> [Problem]
Without the images, output each record below as it stands.

> [Records to process]
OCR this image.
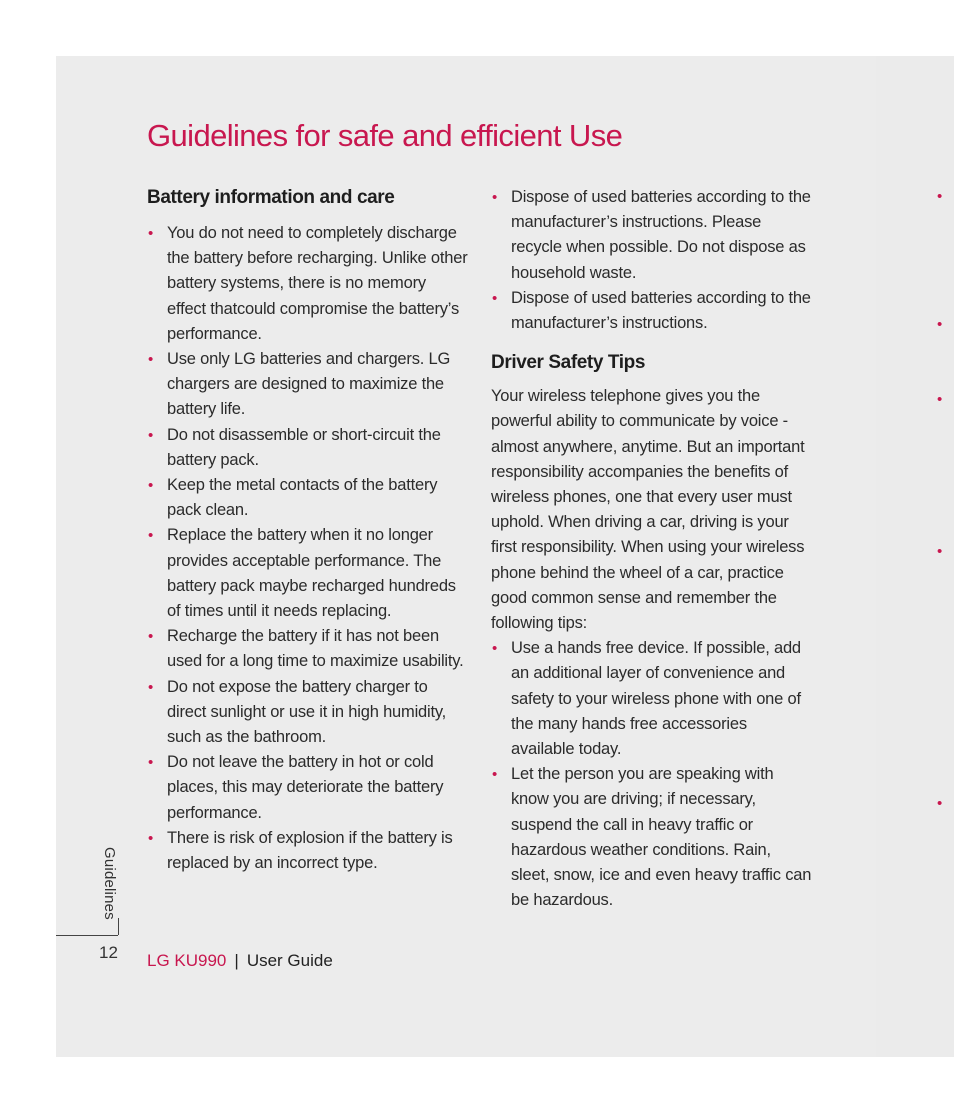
Guidelines for safe and efficient Use
Battery information and care
• You do not need to completely discharge the battery before recharging. Unlike other battery systems, there is no memory effect thatcould compromise the battery’s performance.
• Use only LG batteries and chargers. LG chargers are designed to maximize the battery life.
• Do not disassemble or short-circuit the battery pack.
• Keep the metal contacts of the battery pack clean.
• Replace the battery when it no longer provides acceptable performance. The battery pack maybe recharged hundreds of times until it needs replacing.
• Recharge the battery if it has not been used for a long time to maximize usability.
• Do not expose the battery charger to direct sunlight or use it in high humidity, such as the bathroom.
• Do not leave the battery in hot or cold places, this may deteriorate the battery performance.
• There is risk of explosion if the battery is replaced by an incorrect type.
• Dispose of used batteries according to the manufacturer’s instructions. Please recycle when possible. Do not dispose as household waste.
• Dispose of used batteries according to the manufacturer’s instructions.
Driver Safety Tips

Your wireless telephone gives you the powerful ability to communicate by voice - almost anywhere, anytime. But an important responsibility accompanies the benefits of wireless phones, one that every user must uphold. When driving a car, driving is your first responsibility. When using your wireless phone behind the wheel of a car, practice good common sense and remember the following tips:

• Use a hands free device. If possible, add an additional layer of convenience and safety to your wireless phone with one of the many hands free accessories available today.
• Let the person you are speaking with know you are driving; if necessary, suspend the call in heavy traffic or hazardous weather conditions. Rain, sleet, snow, ice and even heavy traffic can be hazardous.
•
•
•
•
•
Guidelines
12 LG KU990 | User Guide
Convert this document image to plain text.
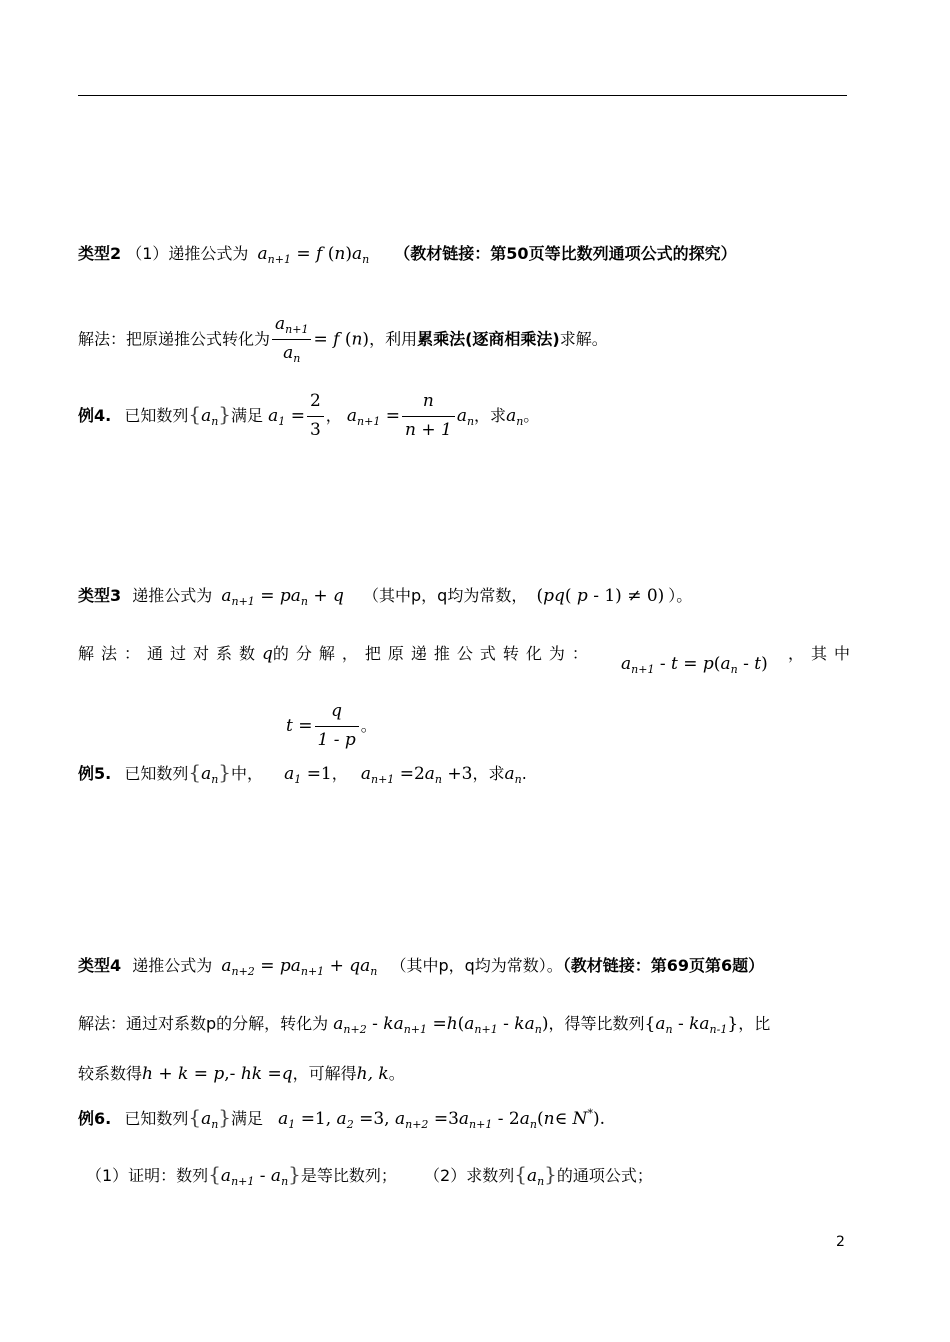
类型2 （1）递推公式为 $a_{n+1} = f$ $(n)a_n$ （教材链接：第50页等比数列通项公式的探究）
解法：把原递推公式转化为 $\frac{a_{n+1}}{a_n} = f$ (n)，利用累乘法(逐商相乘法)求解。
例4. 已知数列$\{a_n\}$满足 $a_1 = \frac{2}{3}$ ， $a_{n+1} = \frac{n}{n + 1} a_n$，求$a_n$。
类型3 递推公式为 $a_{n+1} = pa_n + q$ （其中p，q均为常数， (pq( p - 1) ≠ 0) ）。
解法：通过对系数q的分解，把原递推公式转化为：
$a_{n+1} - t = p(a_n - t)$
，其中
$t = \frac{q}{1 - p}$ 。
例5. 已知数列$\{a_n\}$中， $a_1 =1$， $a_{n+1} =2a_n +3$，求$a_n$.
类型4 递推公式为 $a_{n+2} = pa_{n+1} + qa_n$ （其中p，q均为常数）。（教材链接：第69页第6题）
解法：通过对系数p的分解，转化为 $a_{n+2} - ka_{n+1} =h(a_{n+1} - ka_n)$，得等比数列$\{a_n - ka_{n-1}\}$，比
较系数得h + k = p,- hk =q，可解得h, k。
例6. 已知数列$\{a_n\}$满足 $a_1 =1$, $a_2 =3$, $a_{n+2} =3a_{n+1}$ - $2a_n(n\in$ N*).
（1）证明：数列$\{a_{n+1} - a_n\}$是等比数列； （2）求数列$\{a_n\}$的通项公式；
2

> [Response below]
OCR this image.
Guidelines for safe and efficient Use
Battery information and care
• You do not need to completely discharge the battery before recharging. Unlike other battery systems, there is no memory effect thatcould compromise the battery’s performance.
• Use only LG batteries and chargers. LG chargers are designed to maximize the battery life.
• Do not disassemble or short-circuit the battery pack.
• Keep the metal contacts of the battery pack clean.
• Replace the battery when it no longer provides acceptable performance. The battery pack maybe recharged hundreds of times until it needs replacing.
• Recharge the battery if it has not been used for a long time to maximize usability.
• Do not expose the battery charger to direct sunlight or use it in high humidity, such as the bathroom.
• Do not leave the battery in hot or cold places, this may deteriorate the battery performance.
• There is risk of explosion if the battery is replaced by an incorrect type.
• Dispose of used batteries according to the manufacturer’s instructions. Please recycle when possible. Do not dispose as household waste.
• Dispose of used batteries according to the manufacturer’s instructions.
Driver Safety Tips

Your wireless telephone gives you the powerful ability to communicate by voice - almost anywhere, anytime. But an important responsibility accompanies the benefits of wireless phones, one that every user must uphold. When driving a car, driving is your first responsibility. When using your wireless phone behind the wheel of a car, practice good common sense and remember the following tips:

• Use a hands free device. If possible, add an additional layer of convenience and safety to your wireless phone with one of the many hands free accessories available today.
• Let the person you are speaking with know you are driving; if necessary, suspend the call in heavy traffic or hazardous weather conditions. Rain, sleet, snow, ice and even heavy traffic can be hazardous.
•
•
•
•
•
Guidelines
12 LG KU990 | User Guide
Convert this document image to plain text.
类型2 （1）递推公式为 $a_{n+1} = f$ $(n)a_n$ （教材链接：第50页等比数列通项公式的探究）
解法：把原递推公式转化为 $\frac{a_{n+1}}{a_n} = f$ (n)，利用累乘法(逐商相乘法)求解。
例4. 已知数列$\{a_n\}$满足 $a_1 = \frac{2}{3}$ ， $a_{n+1} = \frac{n}{n + 1} a_n$，求$a_n$。
类型3 递推公式为 $a_{n+1} = pa_n + q$ （其中p，q均为常数， (pq( p - 1) ≠ 0) ）。
解法：通过对系数q的分解，把原递推公式转化为：
$a_{n+1} - t = p(a_n - t)$
，其中
$t = \frac{q}{1 - p}$ 。
例5. 已知数列$\{a_n\}$中， $a_1 =1$， $a_{n+1} =2a_n +3$，求$a_n$.
类型4 递推公式为 $a_{n+2} = pa_{n+1} + qa_n$ （其中p，q均为常数）。（教材链接：第69页第6题）
解法：通过对系数p的分解，转化为 $a_{n+2} - ka_{n+1} =h(a_{n+1} - ka_n)$，得等比数列$\{a_n - ka_{n-1}\}$，比
较系数得h + k = p,- hk =q，可解得h, k。
例6. 已知数列$\{a_n\}$满足 $a_1 =1$, $a_2 =3$, $a_{n+2} =3a_{n+1}$ - $2a_n(n\in$ N*).
（1）证明：数列$\{a_{n+1} - a_n\}$是等比数列； （2）求数列$\{a_n\}$的通项公式；
2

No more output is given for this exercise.